Items from a figure collection
--------

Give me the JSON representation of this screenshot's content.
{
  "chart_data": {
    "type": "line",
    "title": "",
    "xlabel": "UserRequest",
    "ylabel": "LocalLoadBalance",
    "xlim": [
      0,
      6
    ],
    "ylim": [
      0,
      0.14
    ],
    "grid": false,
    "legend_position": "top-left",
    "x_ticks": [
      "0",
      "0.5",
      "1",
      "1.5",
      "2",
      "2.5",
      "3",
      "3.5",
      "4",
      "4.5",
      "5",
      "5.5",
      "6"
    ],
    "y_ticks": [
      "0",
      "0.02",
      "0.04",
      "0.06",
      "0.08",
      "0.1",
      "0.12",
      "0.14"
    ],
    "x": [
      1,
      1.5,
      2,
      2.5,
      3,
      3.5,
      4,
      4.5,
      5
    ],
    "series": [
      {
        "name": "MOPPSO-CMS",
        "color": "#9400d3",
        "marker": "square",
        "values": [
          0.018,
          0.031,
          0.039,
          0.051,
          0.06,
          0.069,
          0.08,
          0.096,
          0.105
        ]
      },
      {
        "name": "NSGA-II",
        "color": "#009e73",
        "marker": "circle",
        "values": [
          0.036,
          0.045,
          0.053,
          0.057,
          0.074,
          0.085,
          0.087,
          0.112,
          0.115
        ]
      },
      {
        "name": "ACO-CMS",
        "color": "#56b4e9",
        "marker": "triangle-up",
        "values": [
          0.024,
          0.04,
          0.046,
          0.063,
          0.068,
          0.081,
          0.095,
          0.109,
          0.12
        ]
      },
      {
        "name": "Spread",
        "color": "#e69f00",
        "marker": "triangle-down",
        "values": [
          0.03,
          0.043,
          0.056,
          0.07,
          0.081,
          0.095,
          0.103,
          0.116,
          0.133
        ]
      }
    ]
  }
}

--------

§ **What the exercise asks**
Quote all of the entries exactly as they appear.

§ **The completed task**
Give me the JSON representation of this screenshot's content.
{
  "chart_data": {
    "type": "line",
    "title": "",
    "xlabel": "UserRequest",
    "ylabel": "LocalLoadBalance",
    "xlim": [
      0,
      6
    ],
    "ylim": [
      0,
      0.14
    ],
    "grid": false,
    "legend_position": "top-left",
    "x_ticks": [
      "0",
      "0.5",
      "1",
      "1.5",
      "2",
      "2.5",
      "3",
      "3.5",
      "4",
      "4.5",
      "5",
      "5.5",
      "6"
    ],
    "y_ticks": [
      "0",
      "0.02",
      "0.04",
      "0.06",
      "0.08",
      "0.1",
      "0.12",
      "0.14"
    ],
    "x": [
      1,
      1.5,
      2,
      2.5,
      3,
      3.5,
      4,
      4.5,
      5
    ],
    "series": [
      {
        "name": "MOPPSO-CMS",
        "color": "#9400d3",
        "marker": "square",
        "values": [
          0.018,
          0.031,
          0.039,
          0.051,
          0.06,
          0.069,
          0.08,
          0.096,
          0.105
        ]
      },
      {
        "name": "NSGA-II",
        "color": "#009e73",
        "marker": "circle",
        "values": [
          0.036,
          0.045,
          0.053,
          0.057,
          0.074,
          0.085,
          0.087,
          0.112,
          0.115
        ]
      },
      {
        "name": "ACO-CMS",
        "color": "#56b4e9",
        "marker": "triangle-up",
        "values": [
          0.024,
          0.04,
          0.046,
          0.063,
          0.068,
          0.081,
          0.095,
          0.109,
          0.12
        ]
      },
      {
        "name": "Spread",
        "color": "#e69f00",
        "marker": "triangle-down",
        "values": [
          0.03,
          0.043,
          0.056,
          0.07,
          0.081,
          0.095,
          0.103,
          0.116,
          0.133
        ]
      }
    ]
  }
}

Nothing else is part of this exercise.